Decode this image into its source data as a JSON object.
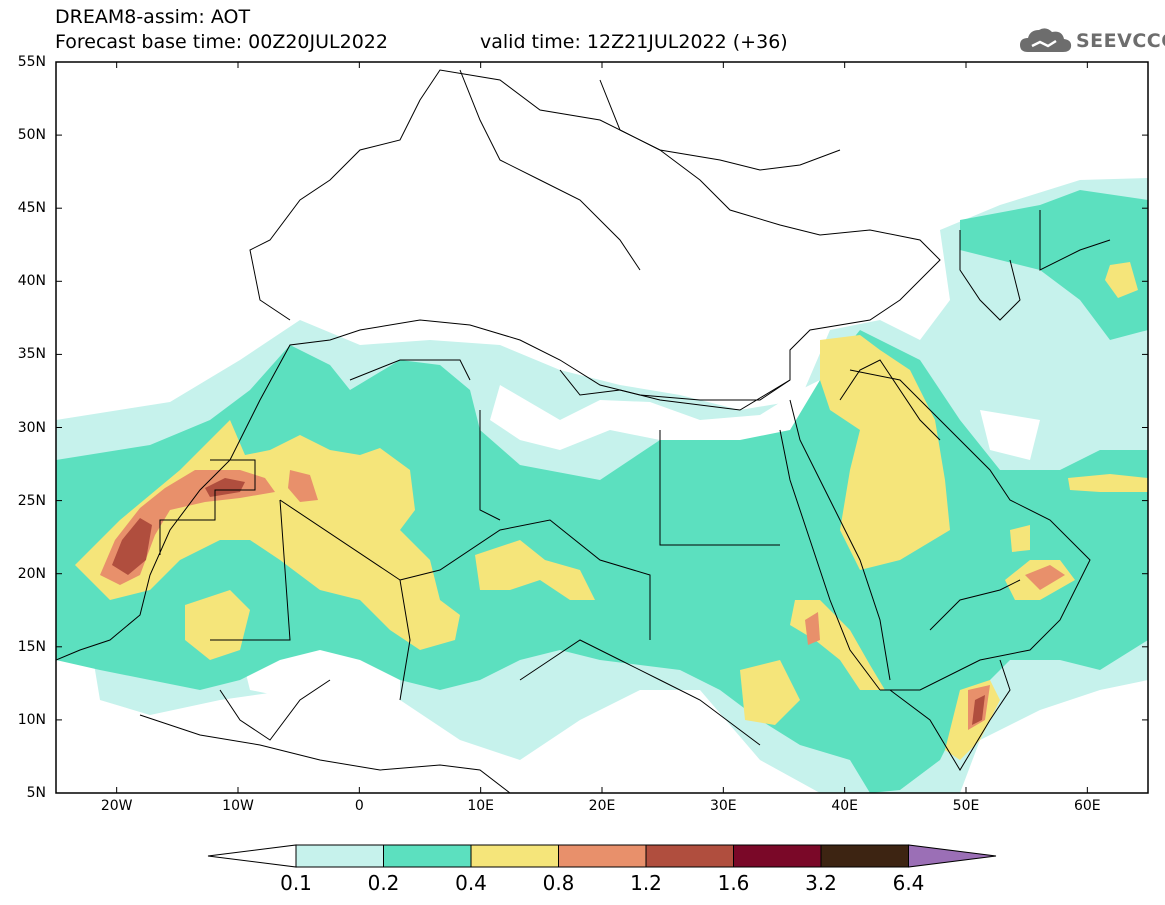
{
  "title": {
    "line1": "DREAM8-assim: AOT",
    "line2": "Forecast base time: 00Z20JUL2022",
    "valid": "valid time: 12Z21JUL2022 (+36)"
  },
  "logo": {
    "text": "SEEVCCC",
    "icon": "cloud-icon"
  },
  "map": {
    "variable": "AOT",
    "model": "DREAM8-assim",
    "lon_range": [
      -25,
      65
    ],
    "lat_range": [
      5,
      55
    ],
    "lat_labels": [
      "55N",
      "50N",
      "45N",
      "40N",
      "35N",
      "30N",
      "25N",
      "20N",
      "15N",
      "10N",
      "5N"
    ],
    "lon_labels": [
      "20W",
      "10W",
      "0",
      "10E",
      "20E",
      "30E",
      "40E",
      "50E",
      "60E"
    ]
  },
  "colorbar": {
    "thresholds": [
      "0.1",
      "0.2",
      "0.4",
      "0.8",
      "1.2",
      "1.6",
      "3.2",
      "6.4"
    ],
    "colors": [
      "#c6f2ec",
      "#5ce0bf",
      "#f5e57a",
      "#e8906b",
      "#b04e3e",
      "#7a0828",
      "#3d2412",
      "#9b6fb6"
    ]
  }
}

* * *

• _WORK REQUIRED_
Write out each entry exactly as given, omitting any picture.

• _FULL OUTPUT_
Decode this image into its source data as a JSON object.
{
  "title": {
    "line1": "DREAM8-assim: AOT",
    "line2": "Forecast base time: 00Z20JUL2022",
    "valid": "valid time: 12Z21JUL2022 (+36)"
  },
  "logo": {
    "text": "SEEVCCC",
    "icon": "cloud-icon"
  },
  "map": {
    "variable": "AOT",
    "model": "DREAM8-assim",
    "lon_range": [
      -25,
      65
    ],
    "lat_range": [
      5,
      55
    ],
    "lat_labels": [
      "55N",
      "50N",
      "45N",
      "40N",
      "35N",
      "30N",
      "25N",
      "20N",
      "15N",
      "10N",
      "5N"
    ],
    "lon_labels": [
      "20W",
      "10W",
      "0",
      "10E",
      "20E",
      "30E",
      "40E",
      "50E",
      "60E"
    ]
  },
  "colorbar": {
    "thresholds": [
      "0.1",
      "0.2",
      "0.4",
      "0.8",
      "1.2",
      "1.6",
      "3.2",
      "6.4"
    ],
    "colors": [
      "#c6f2ec",
      "#5ce0bf",
      "#f5e57a",
      "#e8906b",
      "#b04e3e",
      "#7a0828",
      "#3d2412",
      "#9b6fb6"
    ]
  }
}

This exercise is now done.